Only a number is expected: how many lines in the data below contain the word "změní".

** Start Records to process **

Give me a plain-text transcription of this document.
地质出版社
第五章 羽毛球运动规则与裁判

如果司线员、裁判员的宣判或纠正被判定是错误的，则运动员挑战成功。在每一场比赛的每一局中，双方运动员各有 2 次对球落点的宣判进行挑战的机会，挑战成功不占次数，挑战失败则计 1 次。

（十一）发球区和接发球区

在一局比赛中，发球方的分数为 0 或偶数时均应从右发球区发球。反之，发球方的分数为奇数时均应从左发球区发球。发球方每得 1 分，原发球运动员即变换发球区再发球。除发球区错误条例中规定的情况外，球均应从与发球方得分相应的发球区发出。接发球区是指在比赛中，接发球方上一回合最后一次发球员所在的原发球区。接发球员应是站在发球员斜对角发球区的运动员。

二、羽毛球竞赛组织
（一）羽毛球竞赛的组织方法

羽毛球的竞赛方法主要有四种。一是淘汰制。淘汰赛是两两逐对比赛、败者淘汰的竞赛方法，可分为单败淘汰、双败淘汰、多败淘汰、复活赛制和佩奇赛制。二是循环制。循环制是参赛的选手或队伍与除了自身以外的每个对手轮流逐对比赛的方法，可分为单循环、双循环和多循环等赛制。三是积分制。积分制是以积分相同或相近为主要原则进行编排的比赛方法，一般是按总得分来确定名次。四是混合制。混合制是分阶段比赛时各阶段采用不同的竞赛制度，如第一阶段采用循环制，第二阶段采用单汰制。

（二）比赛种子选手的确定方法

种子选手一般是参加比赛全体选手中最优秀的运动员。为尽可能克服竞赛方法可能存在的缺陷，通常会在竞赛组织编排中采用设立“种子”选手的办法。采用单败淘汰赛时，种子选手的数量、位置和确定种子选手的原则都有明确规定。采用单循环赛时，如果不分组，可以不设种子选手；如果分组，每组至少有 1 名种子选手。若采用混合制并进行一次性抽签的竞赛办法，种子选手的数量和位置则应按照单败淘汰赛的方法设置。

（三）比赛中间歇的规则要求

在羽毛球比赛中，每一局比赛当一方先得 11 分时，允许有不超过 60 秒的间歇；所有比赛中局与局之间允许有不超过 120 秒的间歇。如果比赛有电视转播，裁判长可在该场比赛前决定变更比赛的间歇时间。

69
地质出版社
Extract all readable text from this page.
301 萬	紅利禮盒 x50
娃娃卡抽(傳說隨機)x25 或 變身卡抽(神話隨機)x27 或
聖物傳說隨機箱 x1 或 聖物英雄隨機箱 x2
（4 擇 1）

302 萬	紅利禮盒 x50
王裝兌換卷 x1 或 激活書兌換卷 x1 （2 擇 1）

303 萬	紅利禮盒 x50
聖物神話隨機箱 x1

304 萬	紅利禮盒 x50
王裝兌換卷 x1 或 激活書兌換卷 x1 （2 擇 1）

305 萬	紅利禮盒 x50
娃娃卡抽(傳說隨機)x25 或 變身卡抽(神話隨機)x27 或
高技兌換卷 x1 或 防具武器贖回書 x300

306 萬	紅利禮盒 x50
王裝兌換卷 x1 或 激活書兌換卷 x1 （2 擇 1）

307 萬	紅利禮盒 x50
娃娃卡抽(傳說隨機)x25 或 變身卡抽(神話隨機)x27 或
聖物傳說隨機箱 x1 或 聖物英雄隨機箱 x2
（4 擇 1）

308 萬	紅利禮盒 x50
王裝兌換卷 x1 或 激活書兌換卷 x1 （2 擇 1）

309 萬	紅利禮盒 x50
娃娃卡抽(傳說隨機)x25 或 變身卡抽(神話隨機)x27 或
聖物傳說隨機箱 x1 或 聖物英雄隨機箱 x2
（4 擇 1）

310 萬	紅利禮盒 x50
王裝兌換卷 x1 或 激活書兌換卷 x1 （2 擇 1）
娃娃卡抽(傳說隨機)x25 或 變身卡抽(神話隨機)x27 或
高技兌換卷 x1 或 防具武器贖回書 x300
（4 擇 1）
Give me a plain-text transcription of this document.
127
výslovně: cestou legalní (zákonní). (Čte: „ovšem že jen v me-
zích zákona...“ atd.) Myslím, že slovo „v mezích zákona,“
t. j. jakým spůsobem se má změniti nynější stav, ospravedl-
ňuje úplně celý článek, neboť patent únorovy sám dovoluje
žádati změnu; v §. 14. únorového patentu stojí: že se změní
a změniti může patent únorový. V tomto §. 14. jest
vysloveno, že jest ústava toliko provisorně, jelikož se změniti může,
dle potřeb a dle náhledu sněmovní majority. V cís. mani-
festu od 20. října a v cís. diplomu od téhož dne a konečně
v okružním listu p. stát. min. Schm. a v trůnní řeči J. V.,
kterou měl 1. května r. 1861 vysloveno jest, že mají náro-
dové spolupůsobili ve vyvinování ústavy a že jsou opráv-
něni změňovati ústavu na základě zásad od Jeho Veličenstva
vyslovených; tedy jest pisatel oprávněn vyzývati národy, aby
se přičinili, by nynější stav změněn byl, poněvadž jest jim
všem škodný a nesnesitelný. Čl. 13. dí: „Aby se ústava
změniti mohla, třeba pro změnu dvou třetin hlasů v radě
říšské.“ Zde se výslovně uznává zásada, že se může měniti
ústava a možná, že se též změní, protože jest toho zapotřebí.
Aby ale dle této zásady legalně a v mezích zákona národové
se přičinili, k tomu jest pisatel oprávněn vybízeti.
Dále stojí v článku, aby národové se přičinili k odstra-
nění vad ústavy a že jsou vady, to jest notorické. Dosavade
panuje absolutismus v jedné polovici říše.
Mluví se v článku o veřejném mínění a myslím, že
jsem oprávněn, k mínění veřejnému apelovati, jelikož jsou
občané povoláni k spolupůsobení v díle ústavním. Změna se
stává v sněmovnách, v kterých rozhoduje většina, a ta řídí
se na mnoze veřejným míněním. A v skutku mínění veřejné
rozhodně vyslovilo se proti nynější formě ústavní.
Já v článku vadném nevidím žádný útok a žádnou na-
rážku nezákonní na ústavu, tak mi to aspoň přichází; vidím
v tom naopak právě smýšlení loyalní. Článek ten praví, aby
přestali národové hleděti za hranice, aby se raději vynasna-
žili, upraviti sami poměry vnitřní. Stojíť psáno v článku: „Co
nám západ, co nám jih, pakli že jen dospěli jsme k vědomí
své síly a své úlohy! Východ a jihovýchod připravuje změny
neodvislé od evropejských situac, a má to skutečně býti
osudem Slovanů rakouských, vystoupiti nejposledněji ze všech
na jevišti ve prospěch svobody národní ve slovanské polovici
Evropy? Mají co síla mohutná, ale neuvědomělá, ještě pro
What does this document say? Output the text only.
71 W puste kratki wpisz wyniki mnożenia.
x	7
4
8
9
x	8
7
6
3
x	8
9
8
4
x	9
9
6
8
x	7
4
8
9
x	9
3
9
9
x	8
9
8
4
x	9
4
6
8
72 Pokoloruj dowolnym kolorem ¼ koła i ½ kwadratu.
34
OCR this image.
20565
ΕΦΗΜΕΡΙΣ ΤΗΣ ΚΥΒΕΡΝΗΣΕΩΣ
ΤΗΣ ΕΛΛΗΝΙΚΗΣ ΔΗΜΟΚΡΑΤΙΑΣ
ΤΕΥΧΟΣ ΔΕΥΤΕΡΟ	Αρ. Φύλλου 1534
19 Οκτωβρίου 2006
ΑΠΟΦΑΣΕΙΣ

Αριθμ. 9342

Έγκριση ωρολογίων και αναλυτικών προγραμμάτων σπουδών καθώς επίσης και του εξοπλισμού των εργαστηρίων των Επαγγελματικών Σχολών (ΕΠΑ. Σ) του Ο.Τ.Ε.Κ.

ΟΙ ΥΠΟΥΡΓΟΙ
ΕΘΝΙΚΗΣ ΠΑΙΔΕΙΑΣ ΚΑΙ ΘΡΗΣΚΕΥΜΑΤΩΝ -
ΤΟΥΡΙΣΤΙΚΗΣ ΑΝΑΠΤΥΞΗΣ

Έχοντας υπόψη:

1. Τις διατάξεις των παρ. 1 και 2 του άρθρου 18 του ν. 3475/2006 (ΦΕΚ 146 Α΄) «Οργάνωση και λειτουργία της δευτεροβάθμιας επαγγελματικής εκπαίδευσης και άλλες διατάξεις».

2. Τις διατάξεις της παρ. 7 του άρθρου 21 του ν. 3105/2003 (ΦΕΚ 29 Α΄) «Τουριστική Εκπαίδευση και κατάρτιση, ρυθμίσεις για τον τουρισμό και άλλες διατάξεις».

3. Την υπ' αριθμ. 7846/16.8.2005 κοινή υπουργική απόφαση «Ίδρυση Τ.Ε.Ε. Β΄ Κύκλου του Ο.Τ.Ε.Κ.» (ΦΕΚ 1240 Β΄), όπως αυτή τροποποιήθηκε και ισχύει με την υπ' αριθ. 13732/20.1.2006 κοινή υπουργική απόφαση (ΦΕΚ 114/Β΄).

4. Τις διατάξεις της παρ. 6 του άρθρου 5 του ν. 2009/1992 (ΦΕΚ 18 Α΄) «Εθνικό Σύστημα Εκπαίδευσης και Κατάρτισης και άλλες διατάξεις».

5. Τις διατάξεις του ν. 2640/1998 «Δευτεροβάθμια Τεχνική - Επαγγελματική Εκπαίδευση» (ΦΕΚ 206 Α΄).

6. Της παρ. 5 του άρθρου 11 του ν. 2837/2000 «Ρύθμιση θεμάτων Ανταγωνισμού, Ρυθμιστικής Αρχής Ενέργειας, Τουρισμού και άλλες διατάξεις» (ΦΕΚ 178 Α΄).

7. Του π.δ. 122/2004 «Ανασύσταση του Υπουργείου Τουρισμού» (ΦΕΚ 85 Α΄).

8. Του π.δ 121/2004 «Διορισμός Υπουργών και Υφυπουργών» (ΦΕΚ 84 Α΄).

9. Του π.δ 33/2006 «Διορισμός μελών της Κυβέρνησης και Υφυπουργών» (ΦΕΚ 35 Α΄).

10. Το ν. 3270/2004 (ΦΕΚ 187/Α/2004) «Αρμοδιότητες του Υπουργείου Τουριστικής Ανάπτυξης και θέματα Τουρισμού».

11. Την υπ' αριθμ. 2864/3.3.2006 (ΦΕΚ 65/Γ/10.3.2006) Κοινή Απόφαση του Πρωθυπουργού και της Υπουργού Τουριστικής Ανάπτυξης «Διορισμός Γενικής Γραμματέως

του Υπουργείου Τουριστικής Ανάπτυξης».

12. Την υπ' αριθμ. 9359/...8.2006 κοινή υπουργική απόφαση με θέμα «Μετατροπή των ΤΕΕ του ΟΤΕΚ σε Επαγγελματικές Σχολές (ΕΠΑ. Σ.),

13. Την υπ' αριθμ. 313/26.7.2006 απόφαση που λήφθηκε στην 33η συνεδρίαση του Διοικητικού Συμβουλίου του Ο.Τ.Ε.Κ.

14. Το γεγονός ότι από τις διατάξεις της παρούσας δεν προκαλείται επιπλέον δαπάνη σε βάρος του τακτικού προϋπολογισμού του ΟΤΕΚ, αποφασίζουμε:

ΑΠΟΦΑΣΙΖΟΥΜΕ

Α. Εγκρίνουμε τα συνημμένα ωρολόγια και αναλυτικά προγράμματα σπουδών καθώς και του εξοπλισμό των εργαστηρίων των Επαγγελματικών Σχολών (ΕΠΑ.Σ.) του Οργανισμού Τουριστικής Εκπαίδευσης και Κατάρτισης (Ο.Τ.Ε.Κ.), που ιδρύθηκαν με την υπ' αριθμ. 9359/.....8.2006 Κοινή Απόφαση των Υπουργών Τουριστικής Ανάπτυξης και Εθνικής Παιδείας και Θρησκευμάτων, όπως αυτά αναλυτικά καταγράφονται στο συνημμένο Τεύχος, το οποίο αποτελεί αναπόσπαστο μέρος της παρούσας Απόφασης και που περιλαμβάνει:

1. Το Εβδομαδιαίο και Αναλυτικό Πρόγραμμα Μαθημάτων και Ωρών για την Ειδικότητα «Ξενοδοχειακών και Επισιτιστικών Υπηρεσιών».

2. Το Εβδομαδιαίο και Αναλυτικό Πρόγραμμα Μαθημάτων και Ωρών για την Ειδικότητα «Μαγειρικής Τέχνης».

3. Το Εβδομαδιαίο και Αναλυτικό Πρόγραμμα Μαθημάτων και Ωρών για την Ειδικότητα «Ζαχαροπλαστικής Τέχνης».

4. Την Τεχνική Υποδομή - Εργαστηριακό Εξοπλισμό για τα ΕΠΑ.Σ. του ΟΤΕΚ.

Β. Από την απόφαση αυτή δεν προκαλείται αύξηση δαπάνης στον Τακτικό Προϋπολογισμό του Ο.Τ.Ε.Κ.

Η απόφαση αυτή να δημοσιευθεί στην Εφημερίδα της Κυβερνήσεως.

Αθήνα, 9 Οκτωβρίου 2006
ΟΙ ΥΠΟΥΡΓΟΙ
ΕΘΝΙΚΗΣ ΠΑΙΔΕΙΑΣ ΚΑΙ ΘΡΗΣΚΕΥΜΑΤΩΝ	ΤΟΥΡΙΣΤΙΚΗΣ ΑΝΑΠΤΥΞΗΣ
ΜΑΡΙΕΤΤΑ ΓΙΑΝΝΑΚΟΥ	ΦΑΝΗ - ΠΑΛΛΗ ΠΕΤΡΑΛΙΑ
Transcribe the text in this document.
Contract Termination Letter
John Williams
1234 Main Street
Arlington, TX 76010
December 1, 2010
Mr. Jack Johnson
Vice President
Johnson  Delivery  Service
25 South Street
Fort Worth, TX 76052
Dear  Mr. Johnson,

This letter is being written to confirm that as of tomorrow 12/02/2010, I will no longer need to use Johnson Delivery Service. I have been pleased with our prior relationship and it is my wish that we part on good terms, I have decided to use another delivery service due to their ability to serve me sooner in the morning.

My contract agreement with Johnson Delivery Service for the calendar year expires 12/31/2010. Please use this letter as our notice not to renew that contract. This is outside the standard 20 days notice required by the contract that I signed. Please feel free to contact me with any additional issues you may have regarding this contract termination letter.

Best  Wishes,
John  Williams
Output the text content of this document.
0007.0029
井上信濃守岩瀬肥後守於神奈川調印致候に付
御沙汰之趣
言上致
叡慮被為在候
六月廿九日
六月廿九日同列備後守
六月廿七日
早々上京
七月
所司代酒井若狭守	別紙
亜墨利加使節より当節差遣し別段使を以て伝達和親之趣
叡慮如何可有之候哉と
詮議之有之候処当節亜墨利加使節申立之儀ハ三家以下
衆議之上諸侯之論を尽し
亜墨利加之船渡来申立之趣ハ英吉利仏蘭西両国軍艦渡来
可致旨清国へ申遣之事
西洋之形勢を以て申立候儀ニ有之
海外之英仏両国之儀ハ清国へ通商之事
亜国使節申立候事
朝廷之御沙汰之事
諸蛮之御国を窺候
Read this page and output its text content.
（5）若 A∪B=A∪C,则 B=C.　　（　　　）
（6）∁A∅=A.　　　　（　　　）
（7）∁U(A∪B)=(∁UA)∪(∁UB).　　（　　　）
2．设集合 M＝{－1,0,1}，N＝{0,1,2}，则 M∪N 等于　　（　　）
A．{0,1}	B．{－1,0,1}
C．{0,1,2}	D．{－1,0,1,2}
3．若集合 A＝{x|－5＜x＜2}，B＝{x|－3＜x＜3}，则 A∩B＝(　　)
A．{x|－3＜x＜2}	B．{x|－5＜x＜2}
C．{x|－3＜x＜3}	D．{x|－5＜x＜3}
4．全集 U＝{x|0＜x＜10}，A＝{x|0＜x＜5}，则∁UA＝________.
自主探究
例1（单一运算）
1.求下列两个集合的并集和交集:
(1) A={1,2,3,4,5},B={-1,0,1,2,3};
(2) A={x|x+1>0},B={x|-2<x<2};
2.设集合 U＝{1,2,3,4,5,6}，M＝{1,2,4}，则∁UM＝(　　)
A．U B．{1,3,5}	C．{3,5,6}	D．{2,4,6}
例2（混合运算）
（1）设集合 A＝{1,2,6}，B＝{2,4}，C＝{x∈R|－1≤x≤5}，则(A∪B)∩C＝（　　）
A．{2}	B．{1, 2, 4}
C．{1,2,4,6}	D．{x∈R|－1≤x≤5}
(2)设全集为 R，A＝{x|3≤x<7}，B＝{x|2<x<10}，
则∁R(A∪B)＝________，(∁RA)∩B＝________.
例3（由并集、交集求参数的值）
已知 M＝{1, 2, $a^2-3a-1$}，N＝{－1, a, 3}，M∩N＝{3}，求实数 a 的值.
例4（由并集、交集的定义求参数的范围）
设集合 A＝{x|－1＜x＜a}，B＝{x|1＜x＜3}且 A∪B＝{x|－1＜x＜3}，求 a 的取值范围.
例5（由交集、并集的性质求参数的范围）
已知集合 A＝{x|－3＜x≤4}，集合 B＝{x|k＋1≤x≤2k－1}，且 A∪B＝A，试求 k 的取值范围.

** End Records to process **

> **Answer to the problem**: 2